→ Data supplied:
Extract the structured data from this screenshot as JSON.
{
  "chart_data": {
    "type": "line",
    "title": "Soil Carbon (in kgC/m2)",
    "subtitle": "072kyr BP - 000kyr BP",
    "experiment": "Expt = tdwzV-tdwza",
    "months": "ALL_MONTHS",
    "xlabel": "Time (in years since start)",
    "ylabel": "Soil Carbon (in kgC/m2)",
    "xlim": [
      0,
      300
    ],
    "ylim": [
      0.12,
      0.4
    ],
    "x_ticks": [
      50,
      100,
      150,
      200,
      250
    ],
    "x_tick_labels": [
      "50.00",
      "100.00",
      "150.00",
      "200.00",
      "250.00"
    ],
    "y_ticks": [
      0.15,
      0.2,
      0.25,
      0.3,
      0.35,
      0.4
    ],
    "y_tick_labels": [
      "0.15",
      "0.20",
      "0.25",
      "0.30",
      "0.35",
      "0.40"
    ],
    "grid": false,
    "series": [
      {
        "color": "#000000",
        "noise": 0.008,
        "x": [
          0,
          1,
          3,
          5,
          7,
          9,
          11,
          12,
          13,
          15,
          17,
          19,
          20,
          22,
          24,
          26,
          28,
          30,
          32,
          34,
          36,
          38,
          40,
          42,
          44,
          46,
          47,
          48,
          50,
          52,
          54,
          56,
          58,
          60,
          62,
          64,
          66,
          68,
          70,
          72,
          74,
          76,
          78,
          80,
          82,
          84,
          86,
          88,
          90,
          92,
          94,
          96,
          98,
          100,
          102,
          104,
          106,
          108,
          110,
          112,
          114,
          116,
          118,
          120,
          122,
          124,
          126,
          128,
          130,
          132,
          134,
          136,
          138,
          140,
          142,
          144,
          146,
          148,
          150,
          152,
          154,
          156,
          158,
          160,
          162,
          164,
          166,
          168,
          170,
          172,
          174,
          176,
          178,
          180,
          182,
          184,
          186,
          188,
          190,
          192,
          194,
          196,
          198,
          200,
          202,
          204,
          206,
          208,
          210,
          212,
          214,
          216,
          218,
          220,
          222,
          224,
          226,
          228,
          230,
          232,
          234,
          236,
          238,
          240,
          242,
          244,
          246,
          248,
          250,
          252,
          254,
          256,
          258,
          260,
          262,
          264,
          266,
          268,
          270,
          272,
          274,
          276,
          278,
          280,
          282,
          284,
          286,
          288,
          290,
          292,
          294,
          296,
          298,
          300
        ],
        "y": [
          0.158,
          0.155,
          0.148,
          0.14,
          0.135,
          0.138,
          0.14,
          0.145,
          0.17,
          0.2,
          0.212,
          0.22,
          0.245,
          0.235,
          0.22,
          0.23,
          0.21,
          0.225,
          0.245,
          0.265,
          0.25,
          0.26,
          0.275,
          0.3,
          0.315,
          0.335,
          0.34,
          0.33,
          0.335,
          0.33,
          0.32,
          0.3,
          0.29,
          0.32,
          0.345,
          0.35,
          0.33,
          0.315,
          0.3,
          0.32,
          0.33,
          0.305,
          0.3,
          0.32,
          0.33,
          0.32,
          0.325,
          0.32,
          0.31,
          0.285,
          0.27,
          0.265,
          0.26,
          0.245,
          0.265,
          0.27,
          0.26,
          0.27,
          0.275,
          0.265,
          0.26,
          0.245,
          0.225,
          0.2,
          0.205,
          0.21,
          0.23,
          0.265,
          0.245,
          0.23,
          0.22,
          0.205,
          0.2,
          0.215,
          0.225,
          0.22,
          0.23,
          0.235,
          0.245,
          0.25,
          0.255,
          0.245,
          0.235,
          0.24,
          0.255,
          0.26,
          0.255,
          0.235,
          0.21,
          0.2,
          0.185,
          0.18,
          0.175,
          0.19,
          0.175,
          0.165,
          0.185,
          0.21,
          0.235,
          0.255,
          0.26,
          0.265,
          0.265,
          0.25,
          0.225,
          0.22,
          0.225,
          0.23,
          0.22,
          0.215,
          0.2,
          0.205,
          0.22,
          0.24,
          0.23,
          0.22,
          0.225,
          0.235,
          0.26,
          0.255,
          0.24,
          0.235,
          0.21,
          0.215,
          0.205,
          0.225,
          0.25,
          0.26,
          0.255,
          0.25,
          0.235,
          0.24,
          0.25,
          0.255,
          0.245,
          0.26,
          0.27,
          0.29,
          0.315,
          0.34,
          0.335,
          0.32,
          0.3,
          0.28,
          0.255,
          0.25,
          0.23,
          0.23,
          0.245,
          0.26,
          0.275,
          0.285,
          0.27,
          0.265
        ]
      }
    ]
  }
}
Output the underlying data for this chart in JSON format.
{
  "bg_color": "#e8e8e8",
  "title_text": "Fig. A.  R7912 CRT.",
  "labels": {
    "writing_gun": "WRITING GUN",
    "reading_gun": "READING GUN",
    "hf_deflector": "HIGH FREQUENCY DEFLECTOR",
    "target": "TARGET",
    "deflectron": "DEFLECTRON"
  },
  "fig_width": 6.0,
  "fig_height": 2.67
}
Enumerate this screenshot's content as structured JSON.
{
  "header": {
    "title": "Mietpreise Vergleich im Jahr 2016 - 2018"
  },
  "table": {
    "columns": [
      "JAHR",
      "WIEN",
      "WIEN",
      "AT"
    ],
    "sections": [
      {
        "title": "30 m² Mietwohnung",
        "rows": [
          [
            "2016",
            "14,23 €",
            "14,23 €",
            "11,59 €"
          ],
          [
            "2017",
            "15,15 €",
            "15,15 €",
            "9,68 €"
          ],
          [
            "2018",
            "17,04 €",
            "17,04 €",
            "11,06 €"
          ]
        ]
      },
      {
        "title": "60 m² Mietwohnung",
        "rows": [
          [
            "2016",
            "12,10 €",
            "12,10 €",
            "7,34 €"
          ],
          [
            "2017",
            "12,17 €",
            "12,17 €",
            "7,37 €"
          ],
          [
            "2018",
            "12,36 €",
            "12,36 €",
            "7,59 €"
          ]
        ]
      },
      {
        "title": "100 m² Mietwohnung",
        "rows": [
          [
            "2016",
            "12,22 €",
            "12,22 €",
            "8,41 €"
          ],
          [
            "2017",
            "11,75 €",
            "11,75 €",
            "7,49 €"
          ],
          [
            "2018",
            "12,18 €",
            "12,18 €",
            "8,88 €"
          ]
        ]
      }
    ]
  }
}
* * *
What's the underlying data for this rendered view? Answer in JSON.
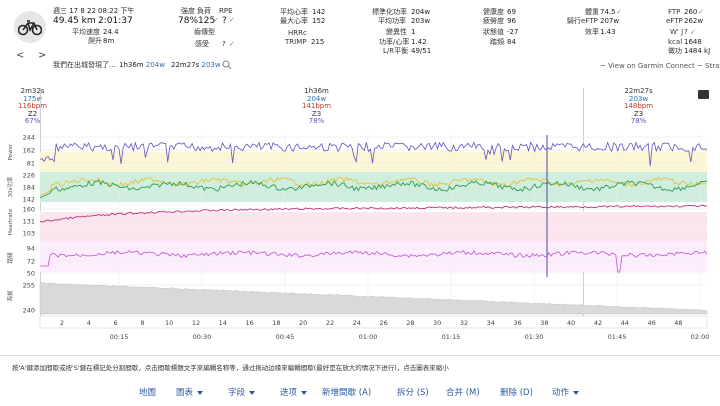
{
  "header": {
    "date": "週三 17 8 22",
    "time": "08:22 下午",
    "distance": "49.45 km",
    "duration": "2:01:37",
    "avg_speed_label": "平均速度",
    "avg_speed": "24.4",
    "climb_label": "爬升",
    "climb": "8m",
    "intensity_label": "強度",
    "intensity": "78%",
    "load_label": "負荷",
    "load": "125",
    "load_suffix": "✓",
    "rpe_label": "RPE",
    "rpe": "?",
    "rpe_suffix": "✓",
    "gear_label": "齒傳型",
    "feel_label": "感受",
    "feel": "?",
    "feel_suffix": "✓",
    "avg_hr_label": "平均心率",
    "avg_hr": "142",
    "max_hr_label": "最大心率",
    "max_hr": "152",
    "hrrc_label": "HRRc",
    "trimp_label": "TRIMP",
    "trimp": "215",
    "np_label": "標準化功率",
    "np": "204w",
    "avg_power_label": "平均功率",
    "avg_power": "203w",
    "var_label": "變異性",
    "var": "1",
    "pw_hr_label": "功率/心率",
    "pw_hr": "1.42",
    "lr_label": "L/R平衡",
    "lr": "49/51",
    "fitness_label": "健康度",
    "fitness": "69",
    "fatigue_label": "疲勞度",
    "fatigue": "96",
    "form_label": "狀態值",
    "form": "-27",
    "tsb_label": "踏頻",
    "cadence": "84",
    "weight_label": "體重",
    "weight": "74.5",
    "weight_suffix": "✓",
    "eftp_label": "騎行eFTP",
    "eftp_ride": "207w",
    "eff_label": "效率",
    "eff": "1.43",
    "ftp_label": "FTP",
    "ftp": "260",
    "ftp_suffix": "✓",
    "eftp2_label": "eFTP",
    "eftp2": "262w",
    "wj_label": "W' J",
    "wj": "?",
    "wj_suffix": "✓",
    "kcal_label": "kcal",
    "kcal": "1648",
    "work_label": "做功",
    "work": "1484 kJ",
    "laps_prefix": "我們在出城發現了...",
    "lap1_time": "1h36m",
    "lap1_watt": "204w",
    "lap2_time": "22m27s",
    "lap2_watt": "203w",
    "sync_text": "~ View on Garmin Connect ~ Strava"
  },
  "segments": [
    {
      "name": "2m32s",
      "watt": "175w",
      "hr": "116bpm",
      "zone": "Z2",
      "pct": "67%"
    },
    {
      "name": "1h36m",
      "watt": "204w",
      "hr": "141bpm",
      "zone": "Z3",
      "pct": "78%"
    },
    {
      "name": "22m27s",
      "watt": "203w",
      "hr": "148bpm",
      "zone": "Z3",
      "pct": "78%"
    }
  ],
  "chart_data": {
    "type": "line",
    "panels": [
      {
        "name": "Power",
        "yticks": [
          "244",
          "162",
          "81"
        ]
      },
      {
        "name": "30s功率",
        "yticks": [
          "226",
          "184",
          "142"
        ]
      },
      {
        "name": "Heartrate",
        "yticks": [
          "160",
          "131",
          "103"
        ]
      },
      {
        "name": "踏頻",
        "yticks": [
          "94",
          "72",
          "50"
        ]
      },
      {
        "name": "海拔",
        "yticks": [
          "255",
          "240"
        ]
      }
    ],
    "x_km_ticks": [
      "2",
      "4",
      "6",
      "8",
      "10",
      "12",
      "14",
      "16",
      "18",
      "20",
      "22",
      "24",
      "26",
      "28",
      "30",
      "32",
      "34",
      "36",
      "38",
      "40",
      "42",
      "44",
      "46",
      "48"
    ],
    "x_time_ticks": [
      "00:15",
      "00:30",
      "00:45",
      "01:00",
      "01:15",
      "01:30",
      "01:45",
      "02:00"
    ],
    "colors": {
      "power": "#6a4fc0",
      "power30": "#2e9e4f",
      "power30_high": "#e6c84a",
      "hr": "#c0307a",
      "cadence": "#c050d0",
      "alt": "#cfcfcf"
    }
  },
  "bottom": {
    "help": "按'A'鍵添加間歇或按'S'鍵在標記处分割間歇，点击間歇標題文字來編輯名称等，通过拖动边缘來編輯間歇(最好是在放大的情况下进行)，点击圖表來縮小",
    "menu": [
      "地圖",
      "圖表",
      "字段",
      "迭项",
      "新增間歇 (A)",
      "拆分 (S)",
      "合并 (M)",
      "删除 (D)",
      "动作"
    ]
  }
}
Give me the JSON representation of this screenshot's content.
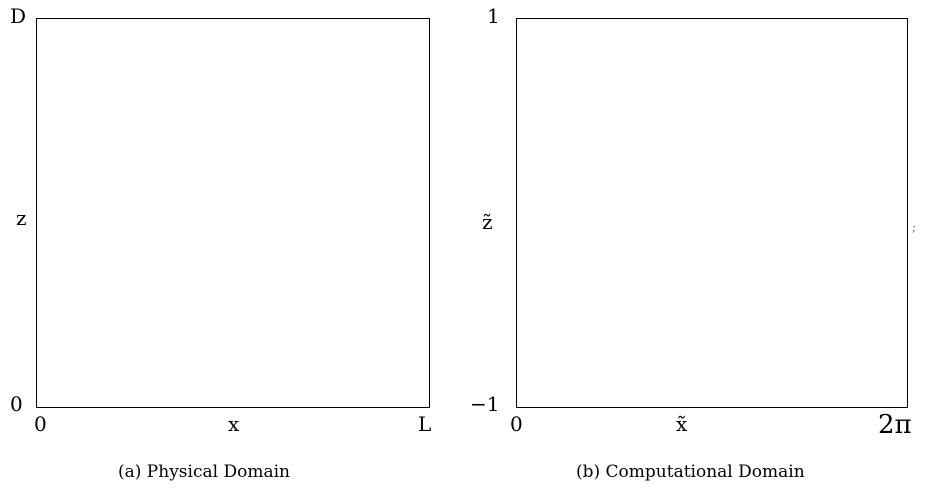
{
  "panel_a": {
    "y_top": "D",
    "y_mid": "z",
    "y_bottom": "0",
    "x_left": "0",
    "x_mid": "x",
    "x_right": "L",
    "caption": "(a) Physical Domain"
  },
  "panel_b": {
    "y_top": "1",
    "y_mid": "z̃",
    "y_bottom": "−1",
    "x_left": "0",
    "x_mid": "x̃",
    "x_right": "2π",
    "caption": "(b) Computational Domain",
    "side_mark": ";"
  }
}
---
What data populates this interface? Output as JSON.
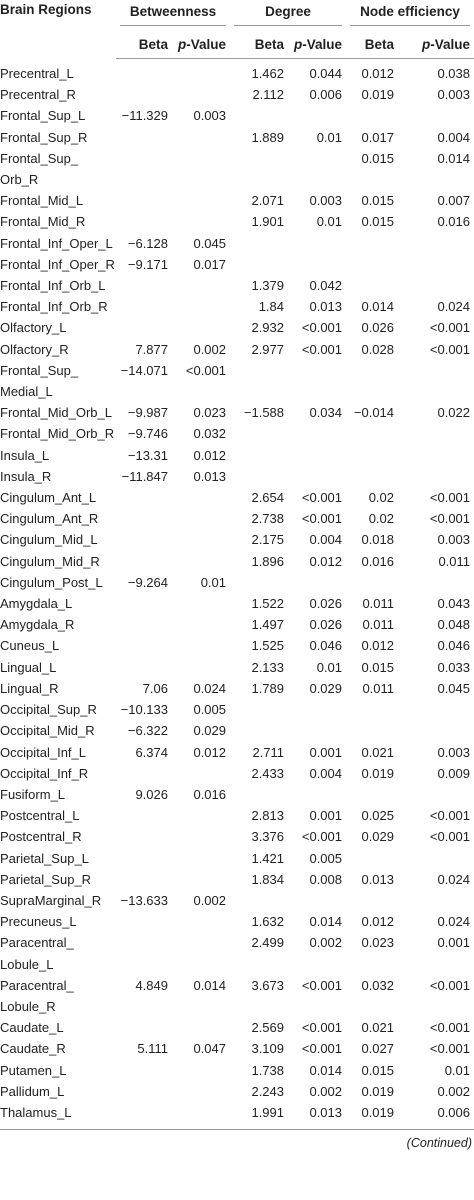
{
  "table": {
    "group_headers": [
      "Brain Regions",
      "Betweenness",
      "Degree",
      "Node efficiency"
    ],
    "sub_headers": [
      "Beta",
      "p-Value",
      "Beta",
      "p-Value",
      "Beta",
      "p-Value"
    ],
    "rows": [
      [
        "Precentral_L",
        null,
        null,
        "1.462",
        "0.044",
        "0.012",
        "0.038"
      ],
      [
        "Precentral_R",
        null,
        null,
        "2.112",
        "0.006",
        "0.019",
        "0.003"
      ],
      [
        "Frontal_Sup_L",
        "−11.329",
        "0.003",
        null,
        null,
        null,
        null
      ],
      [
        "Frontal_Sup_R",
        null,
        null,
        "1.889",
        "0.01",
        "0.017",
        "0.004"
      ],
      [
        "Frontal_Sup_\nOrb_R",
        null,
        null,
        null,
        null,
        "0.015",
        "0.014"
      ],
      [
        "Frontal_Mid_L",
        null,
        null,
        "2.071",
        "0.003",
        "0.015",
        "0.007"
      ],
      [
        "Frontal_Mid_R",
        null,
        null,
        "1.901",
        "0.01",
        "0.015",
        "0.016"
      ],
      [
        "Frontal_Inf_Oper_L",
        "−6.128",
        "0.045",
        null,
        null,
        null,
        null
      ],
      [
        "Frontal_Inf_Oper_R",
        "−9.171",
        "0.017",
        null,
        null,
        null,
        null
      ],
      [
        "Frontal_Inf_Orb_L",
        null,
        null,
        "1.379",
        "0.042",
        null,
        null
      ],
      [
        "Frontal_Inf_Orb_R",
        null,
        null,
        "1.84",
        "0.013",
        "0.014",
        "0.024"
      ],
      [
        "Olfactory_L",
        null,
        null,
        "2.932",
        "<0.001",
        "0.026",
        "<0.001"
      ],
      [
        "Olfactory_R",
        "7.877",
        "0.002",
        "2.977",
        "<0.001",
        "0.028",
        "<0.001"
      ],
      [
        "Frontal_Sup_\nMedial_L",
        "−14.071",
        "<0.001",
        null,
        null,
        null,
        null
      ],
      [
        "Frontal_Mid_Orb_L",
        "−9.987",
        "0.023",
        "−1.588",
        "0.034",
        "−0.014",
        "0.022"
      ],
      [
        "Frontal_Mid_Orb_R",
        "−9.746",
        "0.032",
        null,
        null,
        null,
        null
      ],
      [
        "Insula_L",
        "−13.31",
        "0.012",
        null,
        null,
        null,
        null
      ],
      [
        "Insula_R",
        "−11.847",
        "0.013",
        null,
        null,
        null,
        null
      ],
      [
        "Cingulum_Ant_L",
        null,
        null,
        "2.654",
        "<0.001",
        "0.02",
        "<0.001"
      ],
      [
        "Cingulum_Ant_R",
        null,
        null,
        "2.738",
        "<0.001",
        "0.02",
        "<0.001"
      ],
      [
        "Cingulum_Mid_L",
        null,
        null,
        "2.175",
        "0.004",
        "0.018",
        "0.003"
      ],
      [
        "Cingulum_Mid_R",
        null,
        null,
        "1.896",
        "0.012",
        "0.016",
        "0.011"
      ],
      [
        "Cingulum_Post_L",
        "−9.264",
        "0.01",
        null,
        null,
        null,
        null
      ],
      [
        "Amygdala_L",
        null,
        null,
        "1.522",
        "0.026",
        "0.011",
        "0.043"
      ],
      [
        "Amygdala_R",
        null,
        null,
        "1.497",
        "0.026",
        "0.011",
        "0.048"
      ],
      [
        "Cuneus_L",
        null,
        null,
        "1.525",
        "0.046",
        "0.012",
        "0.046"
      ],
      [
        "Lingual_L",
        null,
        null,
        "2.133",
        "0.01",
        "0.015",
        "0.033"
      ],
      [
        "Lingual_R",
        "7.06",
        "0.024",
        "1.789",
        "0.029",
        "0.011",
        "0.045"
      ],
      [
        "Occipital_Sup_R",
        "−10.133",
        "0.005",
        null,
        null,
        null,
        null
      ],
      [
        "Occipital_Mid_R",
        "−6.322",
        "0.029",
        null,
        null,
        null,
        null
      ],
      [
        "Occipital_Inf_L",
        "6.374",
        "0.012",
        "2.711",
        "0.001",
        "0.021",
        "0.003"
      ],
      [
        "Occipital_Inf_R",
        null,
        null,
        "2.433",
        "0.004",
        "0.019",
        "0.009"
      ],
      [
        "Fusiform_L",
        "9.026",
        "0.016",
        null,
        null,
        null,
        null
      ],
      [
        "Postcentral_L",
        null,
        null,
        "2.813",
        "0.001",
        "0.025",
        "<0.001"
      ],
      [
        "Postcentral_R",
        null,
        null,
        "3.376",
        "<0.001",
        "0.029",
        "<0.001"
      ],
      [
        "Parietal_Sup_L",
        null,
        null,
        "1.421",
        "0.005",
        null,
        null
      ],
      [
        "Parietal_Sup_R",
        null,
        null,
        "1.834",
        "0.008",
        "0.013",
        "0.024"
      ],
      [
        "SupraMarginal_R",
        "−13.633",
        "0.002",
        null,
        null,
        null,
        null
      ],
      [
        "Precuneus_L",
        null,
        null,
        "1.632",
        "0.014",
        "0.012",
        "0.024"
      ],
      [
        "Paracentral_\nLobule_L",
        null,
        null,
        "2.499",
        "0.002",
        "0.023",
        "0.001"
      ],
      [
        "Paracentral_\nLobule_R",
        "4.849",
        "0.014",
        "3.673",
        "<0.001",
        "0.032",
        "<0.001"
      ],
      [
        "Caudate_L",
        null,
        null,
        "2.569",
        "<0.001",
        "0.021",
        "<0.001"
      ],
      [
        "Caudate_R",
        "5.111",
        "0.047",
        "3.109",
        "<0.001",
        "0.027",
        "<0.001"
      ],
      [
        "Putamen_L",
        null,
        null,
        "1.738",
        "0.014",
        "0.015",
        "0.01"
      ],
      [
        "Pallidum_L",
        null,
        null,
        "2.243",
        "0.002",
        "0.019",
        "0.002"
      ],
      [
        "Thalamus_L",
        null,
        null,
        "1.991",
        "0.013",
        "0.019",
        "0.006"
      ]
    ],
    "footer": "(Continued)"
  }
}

→ Stated problem: Pick out the lines that contain "structured" and copy them.

→ Full response:
Extract the structured data from this screenshot as JSON.
Enumerate this screenshot's content as structured JSON.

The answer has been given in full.